> _SHORT PROBLEM 1_: Copy the Ladakh driving article word for word from "Humans are capable" to "such a feat?".
> _SHORT PROBLEM 2_:
Answer these questions using the Ladakh driving article:
(a) How many of the world's highest peaks did Nirmal Purja scale, and in how long?
(b) What challenge did evo India set for itself?
(c) Which car do the locals trust?
> _SHORT PROBLEM 3_: Extend the Ladakh driving article past its final sentence.

> _PASSAGE_:
►
Humans are capable of incredible feats. We have climbed the highest peaks, crossed the widest oceans, braved the desert sun and survived the frigid Arctic. One such incredible human is Nirmal Purja, who scaled 14 of the world’s highest peaks in a record seven months. This made us wonder, what would be the automotive equivalent of such a feat?
Now we certainly don’t put ourselves in the same league as the super-humans who have scaled the Himalayas, but at evo India, we like to push the envelope. And so we set ourselves a challenge – scaling eight of the highest passes in Ladakh in 24 hours. An epic adventure fit for the second season of the Mountain G.O.A.T. We do some pretty crazy stuff but this would be the craziest we’ve ever attempted. Which means we need something super-dependable. Something that doesn’t fear the mountains. Something that can take insane abuse. Something that will not stop no matter what the conditions up the passes are. Something that will keep going even when us humans are shivering, out of breath and nursing mega headaches. Something that has the mountain gods on its side; after all even if we brought along the best that money could buy – hell, even if we brought a tank – the mountain gods have the power to stop us in our tracks. We needed to get into the Ladakhi mindset for this journey. And what do the locals trust? The Maruti Suzuki Alto.
◄
> _DATA SHOWN_:
►
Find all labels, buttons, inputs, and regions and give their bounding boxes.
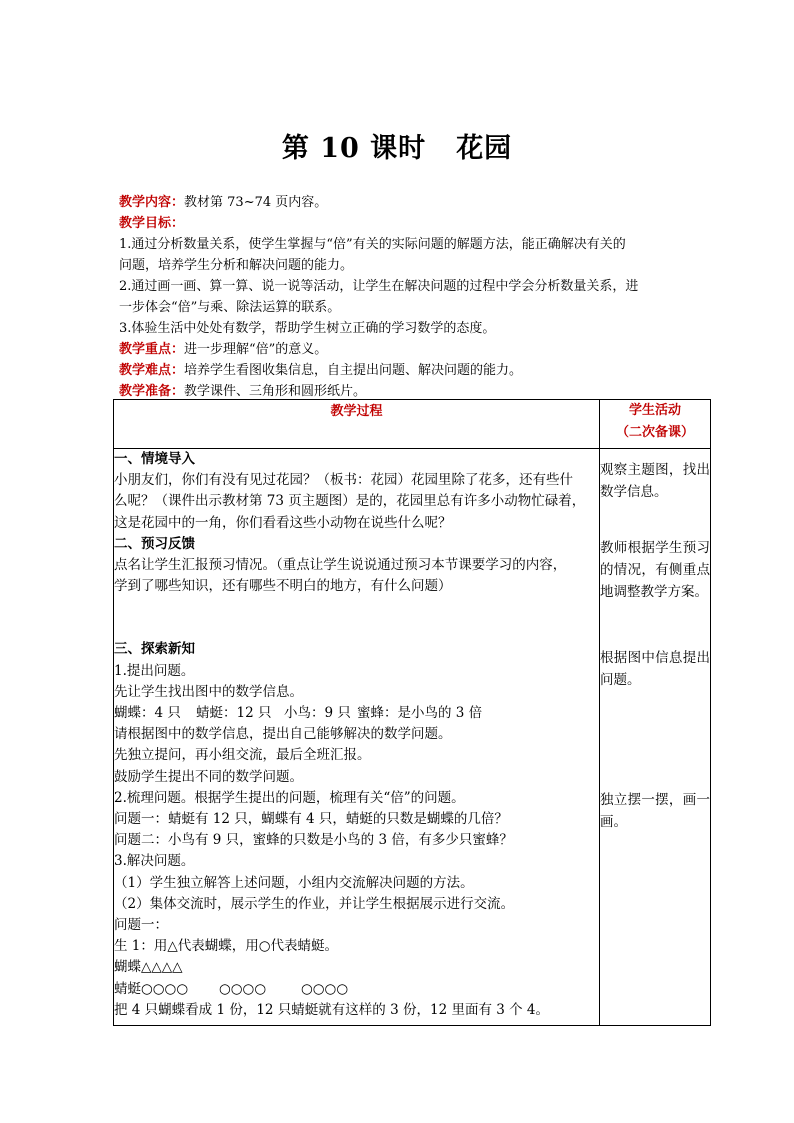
◄
> _WRITTEN RESPONSE 1_:
Humans are capable of incredible feats. We have climbed the highest peaks, crossed the widest oceans, braved the desert sun and survived the frigid Arctic. One such incredible human is Nirmal Purja, who scaled 14 of the world’s highest peaks in a record seven months. This made us wonder, what would be the automotive equivalent of such a feat?

> _WRITTEN RESPONSE 2_:
(a) He scaled 14 of the world's highest peaks in seven months.
(b) Scaling eight of the highest passes in Ladakh in 24 hours.
(c) The Maruti Suzuki Alto.

> _WRITTEN RESPONSE 3_:
Car sorted, here’s our grand plan. We start at the highest motorable pass in the world, Umling La. Then we head to Photi La, Kaksang La and Tanglang La. The weather and road conditions would make it too risky to drive at night, so we pause the clock at our night halt. The next day, we hit Wari La, Chang La, Marsimik La, and finally Khardung La. On paper, it seems fairly straightforward but in reality, a feat like this requires equal amounts of luck and planning.
Our journey began in Leh, where the crew and I spent a couple of days acclimatising to the high altitude. Out there, the Alto is a way of life. To find out why, I ventured into the Leh market and accosted unsuspecting locals. Part of the reason I did this was to get reassurances from the locals who live and breathe in the Himalayas that our incredible feat was indeed doable. And I found them by the boatload. Every single person I asked told me that if any vehicle could do it, it would be the Alto. Their only piece of advice was, “Be careful when it snows, otherwise, the passes are no problem”. And, of course, snow was forecast for both days of our journey.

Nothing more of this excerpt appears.